__What the exercise asks__: Pick out the lines containing "Rate".

__Recorded data__:

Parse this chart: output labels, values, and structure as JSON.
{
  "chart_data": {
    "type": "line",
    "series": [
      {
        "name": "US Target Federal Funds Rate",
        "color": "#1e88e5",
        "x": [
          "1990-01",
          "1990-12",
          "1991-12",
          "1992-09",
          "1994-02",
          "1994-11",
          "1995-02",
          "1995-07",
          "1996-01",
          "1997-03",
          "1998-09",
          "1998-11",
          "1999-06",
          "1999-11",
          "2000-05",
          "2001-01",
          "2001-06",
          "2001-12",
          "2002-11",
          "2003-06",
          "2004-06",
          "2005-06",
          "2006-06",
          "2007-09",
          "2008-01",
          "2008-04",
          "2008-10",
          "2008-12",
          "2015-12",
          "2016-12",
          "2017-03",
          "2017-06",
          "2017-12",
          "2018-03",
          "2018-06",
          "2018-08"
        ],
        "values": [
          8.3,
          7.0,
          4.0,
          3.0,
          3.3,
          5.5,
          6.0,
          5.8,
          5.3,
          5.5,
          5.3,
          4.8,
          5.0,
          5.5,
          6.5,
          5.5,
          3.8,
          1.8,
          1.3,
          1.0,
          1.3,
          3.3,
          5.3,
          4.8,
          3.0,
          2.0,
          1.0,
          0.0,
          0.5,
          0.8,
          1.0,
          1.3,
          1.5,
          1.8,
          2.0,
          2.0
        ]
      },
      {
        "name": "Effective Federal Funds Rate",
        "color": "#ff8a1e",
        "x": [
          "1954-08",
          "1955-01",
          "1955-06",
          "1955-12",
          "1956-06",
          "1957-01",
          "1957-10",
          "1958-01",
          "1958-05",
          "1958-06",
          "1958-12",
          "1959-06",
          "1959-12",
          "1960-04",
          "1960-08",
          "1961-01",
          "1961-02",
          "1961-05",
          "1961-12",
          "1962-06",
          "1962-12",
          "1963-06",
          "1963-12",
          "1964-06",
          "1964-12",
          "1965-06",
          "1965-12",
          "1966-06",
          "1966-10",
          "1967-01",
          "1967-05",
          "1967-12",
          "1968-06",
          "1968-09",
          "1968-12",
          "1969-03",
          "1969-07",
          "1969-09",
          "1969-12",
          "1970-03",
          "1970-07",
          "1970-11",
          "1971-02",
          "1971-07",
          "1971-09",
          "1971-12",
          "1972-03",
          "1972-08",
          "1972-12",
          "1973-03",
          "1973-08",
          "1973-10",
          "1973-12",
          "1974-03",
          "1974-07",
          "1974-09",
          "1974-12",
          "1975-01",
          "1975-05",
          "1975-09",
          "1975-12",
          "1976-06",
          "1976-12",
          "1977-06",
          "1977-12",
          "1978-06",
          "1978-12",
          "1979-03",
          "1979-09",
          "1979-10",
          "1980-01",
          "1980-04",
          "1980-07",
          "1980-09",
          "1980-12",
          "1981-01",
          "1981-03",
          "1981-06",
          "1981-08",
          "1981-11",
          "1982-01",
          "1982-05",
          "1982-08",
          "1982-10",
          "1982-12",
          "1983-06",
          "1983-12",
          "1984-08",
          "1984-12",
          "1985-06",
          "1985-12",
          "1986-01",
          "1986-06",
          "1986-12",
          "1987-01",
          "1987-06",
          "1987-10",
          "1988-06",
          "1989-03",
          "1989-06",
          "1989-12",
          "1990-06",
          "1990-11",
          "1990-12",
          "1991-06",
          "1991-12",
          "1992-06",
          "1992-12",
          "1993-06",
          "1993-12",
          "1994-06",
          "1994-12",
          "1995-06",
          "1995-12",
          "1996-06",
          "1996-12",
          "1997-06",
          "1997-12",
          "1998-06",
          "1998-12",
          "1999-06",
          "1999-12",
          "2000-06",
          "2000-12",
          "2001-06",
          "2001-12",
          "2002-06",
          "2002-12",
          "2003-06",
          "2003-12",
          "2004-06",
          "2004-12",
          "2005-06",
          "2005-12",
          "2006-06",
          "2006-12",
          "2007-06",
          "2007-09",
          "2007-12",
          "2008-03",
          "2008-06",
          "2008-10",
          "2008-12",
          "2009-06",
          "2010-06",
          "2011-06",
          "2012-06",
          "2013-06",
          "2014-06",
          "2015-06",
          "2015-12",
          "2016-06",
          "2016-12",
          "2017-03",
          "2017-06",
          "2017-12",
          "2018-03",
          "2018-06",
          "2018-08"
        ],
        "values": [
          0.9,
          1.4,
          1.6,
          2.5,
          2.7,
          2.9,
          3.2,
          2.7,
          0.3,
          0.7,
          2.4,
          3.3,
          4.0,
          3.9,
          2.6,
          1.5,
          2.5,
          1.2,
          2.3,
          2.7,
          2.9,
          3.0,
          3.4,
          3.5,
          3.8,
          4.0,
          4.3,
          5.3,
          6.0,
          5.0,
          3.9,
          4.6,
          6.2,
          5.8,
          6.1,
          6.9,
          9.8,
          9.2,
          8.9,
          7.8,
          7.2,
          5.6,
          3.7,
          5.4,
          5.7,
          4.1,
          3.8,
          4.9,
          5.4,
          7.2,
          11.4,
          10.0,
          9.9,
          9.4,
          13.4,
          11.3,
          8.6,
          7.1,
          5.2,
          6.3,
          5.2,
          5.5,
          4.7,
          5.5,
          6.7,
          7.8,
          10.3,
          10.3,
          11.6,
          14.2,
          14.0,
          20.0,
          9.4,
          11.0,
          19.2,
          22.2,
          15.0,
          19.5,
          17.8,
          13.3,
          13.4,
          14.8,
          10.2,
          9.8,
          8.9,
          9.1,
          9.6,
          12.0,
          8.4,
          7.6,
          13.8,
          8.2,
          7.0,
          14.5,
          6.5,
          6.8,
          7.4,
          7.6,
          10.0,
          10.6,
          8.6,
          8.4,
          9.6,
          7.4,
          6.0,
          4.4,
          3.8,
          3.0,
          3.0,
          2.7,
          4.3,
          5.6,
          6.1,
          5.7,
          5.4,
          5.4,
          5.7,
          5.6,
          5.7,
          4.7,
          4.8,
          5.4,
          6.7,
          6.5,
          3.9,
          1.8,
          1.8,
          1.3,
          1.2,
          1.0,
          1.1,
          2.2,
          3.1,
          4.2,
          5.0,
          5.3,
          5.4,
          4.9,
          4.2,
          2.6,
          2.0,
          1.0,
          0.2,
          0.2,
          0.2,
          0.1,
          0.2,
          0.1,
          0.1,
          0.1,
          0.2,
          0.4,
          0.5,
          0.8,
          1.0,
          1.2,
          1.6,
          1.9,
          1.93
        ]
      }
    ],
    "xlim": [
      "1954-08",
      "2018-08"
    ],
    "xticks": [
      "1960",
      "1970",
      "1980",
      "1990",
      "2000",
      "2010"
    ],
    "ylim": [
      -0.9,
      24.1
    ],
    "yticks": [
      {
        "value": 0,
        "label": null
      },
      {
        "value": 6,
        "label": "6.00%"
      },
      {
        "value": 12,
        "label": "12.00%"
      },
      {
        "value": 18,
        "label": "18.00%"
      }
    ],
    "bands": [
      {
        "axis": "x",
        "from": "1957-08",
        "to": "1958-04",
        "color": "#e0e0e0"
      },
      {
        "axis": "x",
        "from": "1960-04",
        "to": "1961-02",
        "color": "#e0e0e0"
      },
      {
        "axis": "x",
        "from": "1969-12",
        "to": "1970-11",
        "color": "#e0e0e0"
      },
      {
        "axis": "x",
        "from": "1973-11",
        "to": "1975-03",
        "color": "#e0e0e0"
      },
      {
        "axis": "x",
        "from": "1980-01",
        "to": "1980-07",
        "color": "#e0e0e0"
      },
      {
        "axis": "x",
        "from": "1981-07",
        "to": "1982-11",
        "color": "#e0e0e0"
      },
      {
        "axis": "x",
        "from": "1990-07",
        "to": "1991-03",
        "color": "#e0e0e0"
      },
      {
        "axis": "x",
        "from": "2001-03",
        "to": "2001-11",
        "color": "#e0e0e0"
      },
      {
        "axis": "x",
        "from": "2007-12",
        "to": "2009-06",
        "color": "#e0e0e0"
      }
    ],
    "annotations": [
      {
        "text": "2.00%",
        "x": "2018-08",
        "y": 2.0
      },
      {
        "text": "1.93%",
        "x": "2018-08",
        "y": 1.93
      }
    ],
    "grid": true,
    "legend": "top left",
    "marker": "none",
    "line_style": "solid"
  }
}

__Written answer__:
        "name": "US Target Federal Funds Rate",
        "name": "Effective Federal Funds Rate",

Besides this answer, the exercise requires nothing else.